» **TASK MATERIAL**

• • •

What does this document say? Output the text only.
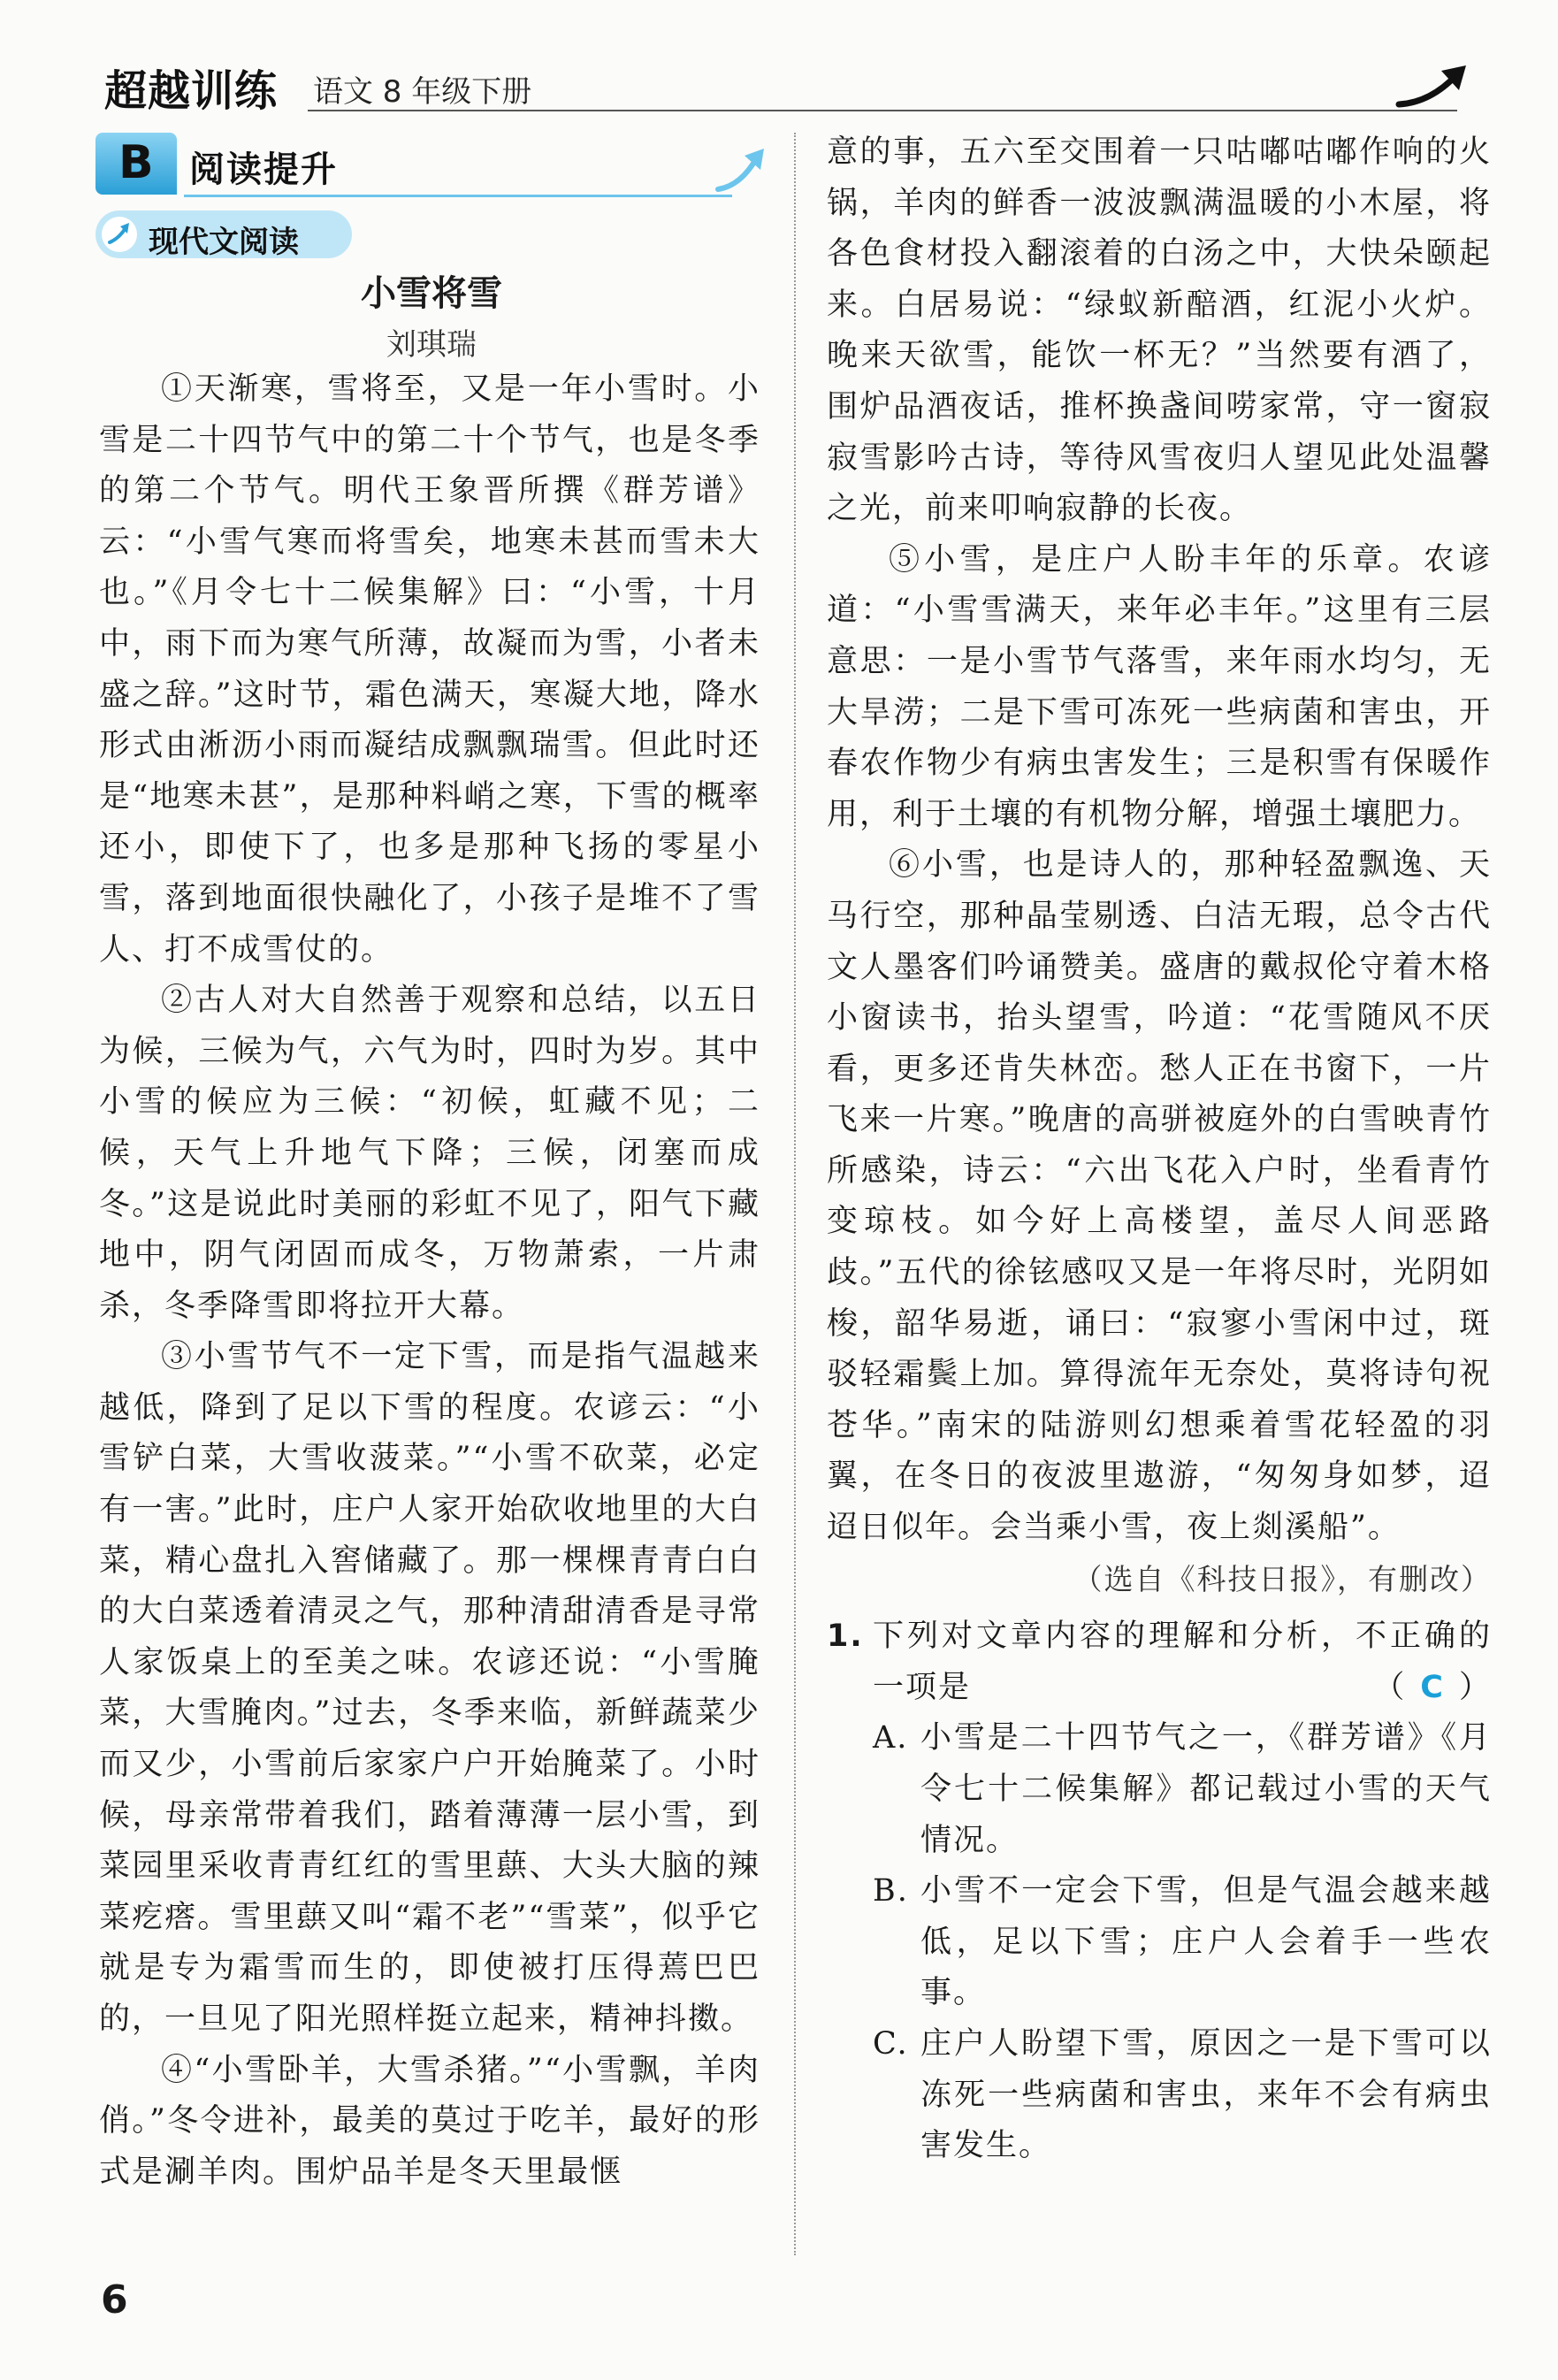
超越训练 语文 8 年级下册
B 阅读提升
现代文阅读
小雪将雪
刘琪瑞

①天渐寒，雪将至，又是一年小雪时。小雪是二十四节气中的第二十个节气，也是冬季的第二个节气。明代王象晋所撰《群芳谱》云：“小雪气寒而将雪矣，地寒未甚而雪未大也。”《月令七十二候集解》曰：“小雪，十月中，雨下而为寒气所薄，故凝而为雪，小者未盛之辞。”这时节，霜色满天，寒凝大地，降水形式由淅沥小雨而凝结成飘飘瑞雪。但此时还是“地寒未甚”，是那种料峭之寒，下雪的概率还小，即使下了，也多是那种飞扬的零星小雪，落到地面很快融化了，小孩子是堆不了雪人、打不成雪仗的。

②古人对大自然善于观察和总结，以五日为候，三候为气，六气为时，四时为岁。其中小雪的候应为三候：“初候，虹藏不见；二候，天气上升地气下降；三候，闭塞而成冬。”这是说此时美丽的彩虹不见了，阳气下藏地中，阴气闭固而成冬，万物萧索，一片肃杀，冬季降雪即将拉开大幕。

③小雪节气不一定下雪，而是指气温越来越低，降到了足以下雪的程度。农谚云：“小雪铲白菜，大雪收菠菜。”“小雪不砍菜，必定有一害。”此时，庄户人家开始砍收地里的大白菜，精心盘扎入窖储藏了。那一棵棵青青白白的大白菜透着清灵之气，那种清甜清香是寻常人家饭桌上的至美之味。农谚还说：“小雪腌菜，大雪腌肉。”过去，冬季来临，新鲜蔬菜少而又少，小雪前后家家户户开始腌菜了。小时候，母亲常带着我们，踏着薄薄一层小雪，到菜园里采收青青红红的雪里蕻、大头大脑的辣菜疙瘩。雪里蕻又叫“霜不老”“雪菜”，似乎它就是专为霜雪而生的，即使被打压得蔫巴巴的，一旦见了阳光照样挺立起来，精神抖擞。

④“小雪卧羊，大雪杀猪。”“小雪飘，羊肉俏。”冬令进补，最美的莫过于吃羊，最好的形式是涮羊肉。围炉品羊是冬天里最惬

意的事，五六至交围着一只咕嘟咕嘟作响的火锅，羊肉的鲜香一波波飘满温暖的小木屋，将各色食材投入翻滚着的白汤之中，大快朵颐起来。白居易说：“绿蚁新醅酒，红泥小火炉。晚来天欲雪，能饮一杯无？”当然要有酒了，围炉品酒夜话，推杯换盏间唠家常，守一窗寂寂雪影吟古诗，等待风雪夜归人望见此处温馨之光，前来叩响寂静的长夜。

⑤小雪，是庄户人盼丰年的乐章。农谚道：“小雪雪满天，来年必丰年。”这里有三层意思：一是小雪节气落雪，来年雨水均匀，无大旱涝；二是下雪可冻死一些病菌和害虫，开春农作物少有病虫害发生；三是积雪有保暖作用，利于土壤的有机物分解，增强土壤肥力。

⑥小雪，也是诗人的，那种轻盈飘逸、天马行空，那种晶莹剔透、白洁无瑕，总令古代文人墨客们吟诵赞美。盛唐的戴叔伦守着木格小窗读书，抬头望雪，吟道：“花雪随风不厌看，更多还肯失林峦。愁人正在书窗下，一片飞来一片寒。”晚唐的高骈被庭外的白雪映青竹所感染，诗云：“六出飞花入户时，坐看青竹变琼枝。如今好上高楼望，盖尽人间恶路歧。”五代的徐铉感叹又是一年将尽时，光阴如梭，韶华易逝，诵曰：“寂寥小雪闲中过，斑驳轻霜鬓上加。算得流年无奈处，莫将诗句祝苍华。”南宋的陆游则幻想乘着雪花轻盈的羽翼，在冬日的夜波里遨游，“匆匆身如梦，迢迢日似年。会当乘小雪，夜上剡溪船”。

（选自《科技日报》，有删改）

1. 下列对文章内容的理解和分析，不正确的一项是	（ C ）

A. 小雪是二十四节气之一，《群芳谱》《月令七十二候集解》都记载过小雪的天气情况。

B. 小雪不一定会下雪，但是气温会越来越低，足以下雪；庄户人会着手一些农事。

C. 庄户人盼望下雪，原因之一是下雪可以冻死一些病菌和害虫，来年不会有病虫害发生。

6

• • •

» **GOAL**
Copy the data word for word. Pictures do not go in the copy.

» **REPLY TO THE EXERCISE**
What does this document say? Output the text only.
超越训练 语文 8 年级下册
B 阅读提升
现代文阅读
小雪将雪
刘琪瑞

①天渐寒，雪将至，又是一年小雪时。小雪是二十四节气中的第二十个节气，也是冬季的第二个节气。明代王象晋所撰《群芳谱》云：“小雪气寒而将雪矣，地寒未甚而雪未大也。”《月令七十二候集解》曰：“小雪，十月中，雨下而为寒气所薄，故凝而为雪，小者未盛之辞。”这时节，霜色满天，寒凝大地，降水形式由淅沥小雨而凝结成飘飘瑞雪。但此时还是“地寒未甚”，是那种料峭之寒，下雪的概率还小，即使下了，也多是那种飞扬的零星小雪，落到地面很快融化了，小孩子是堆不了雪人、打不成雪仗的。

②古人对大自然善于观察和总结，以五日为候，三候为气，六气为时，四时为岁。其中小雪的候应为三候：“初候，虹藏不见；二候，天气上升地气下降；三候，闭塞而成冬。”这是说此时美丽的彩虹不见了，阳气下藏地中，阴气闭固而成冬，万物萧索，一片肃杀，冬季降雪即将拉开大幕。

③小雪节气不一定下雪，而是指气温越来越低，降到了足以下雪的程度。农谚云：“小雪铲白菜，大雪收菠菜。”“小雪不砍菜，必定有一害。”此时，庄户人家开始砍收地里的大白菜，精心盘扎入窖储藏了。那一棵棵青青白白的大白菜透着清灵之气，那种清甜清香是寻常人家饭桌上的至美之味。农谚还说：“小雪腌菜，大雪腌肉。”过去，冬季来临，新鲜蔬菜少而又少，小雪前后家家户户开始腌菜了。小时候，母亲常带着我们，踏着薄薄一层小雪，到菜园里采收青青红红的雪里蕻、大头大脑的辣菜疙瘩。雪里蕻又叫“霜不老”“雪菜”，似乎它就是专为霜雪而生的，即使被打压得蔫巴巴的，一旦见了阳光照样挺立起来，精神抖擞。

④“小雪卧羊，大雪杀猪。”“小雪飘，羊肉俏。”冬令进补，最美的莫过于吃羊，最好的形式是涮羊肉。围炉品羊是冬天里最惬

意的事，五六至交围着一只咕嘟咕嘟作响的火锅，羊肉的鲜香一波波飘满温暖的小木屋，将各色食材投入翻滚着的白汤之中，大快朵颐起来。白居易说：“绿蚁新醅酒，红泥小火炉。晚来天欲雪，能饮一杯无？”当然要有酒了，围炉品酒夜话，推杯换盏间唠家常，守一窗寂寂雪影吟古诗，等待风雪夜归人望见此处温馨之光，前来叩响寂静的长夜。

⑤小雪，是庄户人盼丰年的乐章。农谚道：“小雪雪满天，来年必丰年。”这里有三层意思：一是小雪节气落雪，来年雨水均匀，无大旱涝；二是下雪可冻死一些病菌和害虫，开春农作物少有病虫害发生；三是积雪有保暖作用，利于土壤的有机物分解，增强土壤肥力。

⑥小雪，也是诗人的，那种轻盈飘逸、天马行空，那种晶莹剔透、白洁无瑕，总令古代文人墨客们吟诵赞美。盛唐的戴叔伦守着木格小窗读书，抬头望雪，吟道：“花雪随风不厌看，更多还肯失林峦。愁人正在书窗下，一片飞来一片寒。”晚唐的高骈被庭外的白雪映青竹所感染，诗云：“六出飞花入户时，坐看青竹变琼枝。如今好上高楼望，盖尽人间恶路歧。”五代的徐铉感叹又是一年将尽时，光阴如梭，韶华易逝，诵曰：“寂寥小雪闲中过，斑驳轻霜鬓上加。算得流年无奈处，莫将诗句祝苍华。”南宋的陆游则幻想乘着雪花轻盈的羽翼，在冬日的夜波里遨游，“匆匆身如梦，迢迢日似年。会当乘小雪，夜上剡溪船”。

（选自《科技日报》，有删改）

1. 下列对文章内容的理解和分析，不正确的一项是	（ C ）

A. 小雪是二十四节气之一，《群芳谱》《月令七十二候集解》都记载过小雪的天气情况。

B. 小雪不一定会下雪，但是气温会越来越低，足以下雪；庄户人会着手一些农事。

C. 庄户人盼望下雪，原因之一是下雪可以冻死一些病菌和害虫，来年不会有病虫害发生。

6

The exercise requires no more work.